§ **What you have to do**
Using the article on Dymchurch's unknown soldier, answer these questions:
1. When did an appeal about the soldier appear in the Kentish Express?
2. Who donated the photograph to the heritage group?
3. What are the exhibition's opening hours on Sunday?

§ **Provided text**

00:01, 07 August 2014

He is Dymchurch’s unknown soldier from the First World War.

In the week Britain marked the centenary of the outbreak of that terrible conflict, Dymchurch and District Heritage Group (DDHG) is appealing for help in trying to find out his name.

Members of the group are hoping a special centenary exhibition of the war opening on Saturday will help to identify him.

It is hoped Dymchurch's unknown soldier can be identified
It is hoped Dymchurch's unknown soldier can be identified

Margaret Walker and her husband Colin have spent months researching ahead of the exhibition but this single soldier is proving a mystery – even after an appeal in the Kentish Express in May 2013.

Margaret, secretary of DDHG, said: “We haven’t heard from anyone about him and we’ve obviously been very busy ahead of the exhibition.

“He will be up there. It’s a complete mystery as to who he is. We did think someone might come forward when we first started researching it.”

One of the problems they have faced while researching the various stories is that most people today have never seen a photograph before of their relatives from 100 years ago and may be forced to call on the help of the Imperial War Museum.

Margaret and Colin Walker from Dymchurch & District Heritage Group
Margaret and Colin Walker from Dymchurch & District Heritage Group

Based on the mounting of the photograph on a black material background, a sign of mourning, it suggests the soldier did not return home like hundreds of thousands of his comrades. But there is nothing to indicate exactly where and when he died and with his unit or regiment.

It was donated to the DDHG by Margaret Smith, of St Mary in the Marsh, who grew up in Dymchurch and can trace her family in the area back to the early 1800s. She found the photograph among her mother’s possessions after she died but ruled out the soldier as being her grandfather.

The black background used often in mourning suggests the soldier never came home like hundreds of thousands of his comrades
The black background used often in mourning suggests the soldier never came home like hundreds of thousands of his comrades

Margaret added: “She hasn’t got a clue who he is. There must be a significance there with the way it’s mounted but we’re completely in the dark.”

The group’s exhibition will open on Saturday from 11am until 5pm and on Sunday from 1pm to 5pm at the Old School Room behind the Methodist Church on the corner or Chapel Road and Hythe Road, Dymchurch.

Entry is free with records of Dymchurch’s serving soldiers also part of the exhibition.

§ **Data extract**
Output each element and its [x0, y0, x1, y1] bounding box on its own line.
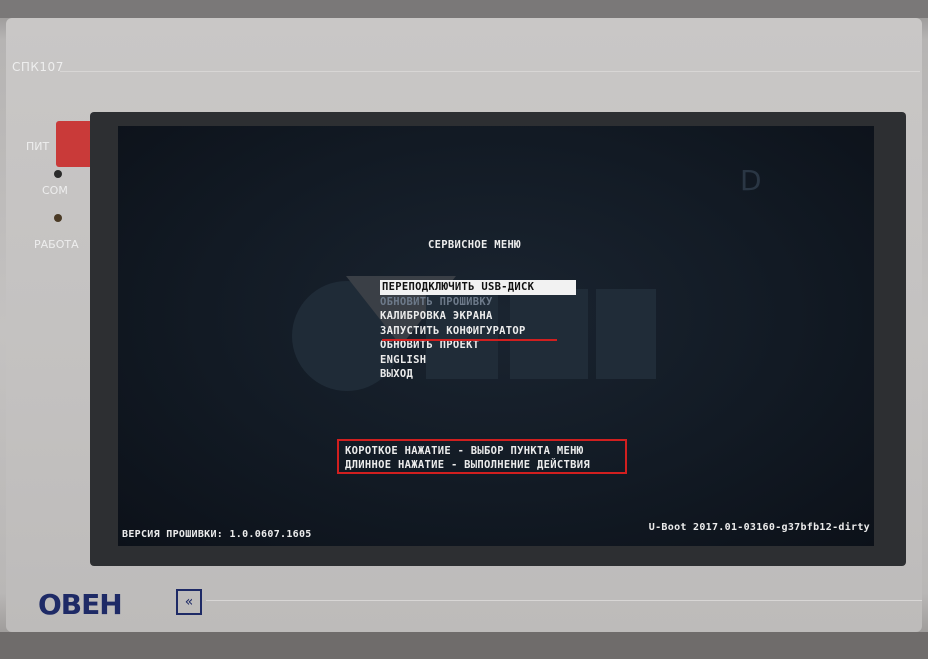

§ **Answer**
1. May 2013
2. Margaret Smith, of St Mary in the Marsh
3. 1pm to 5pm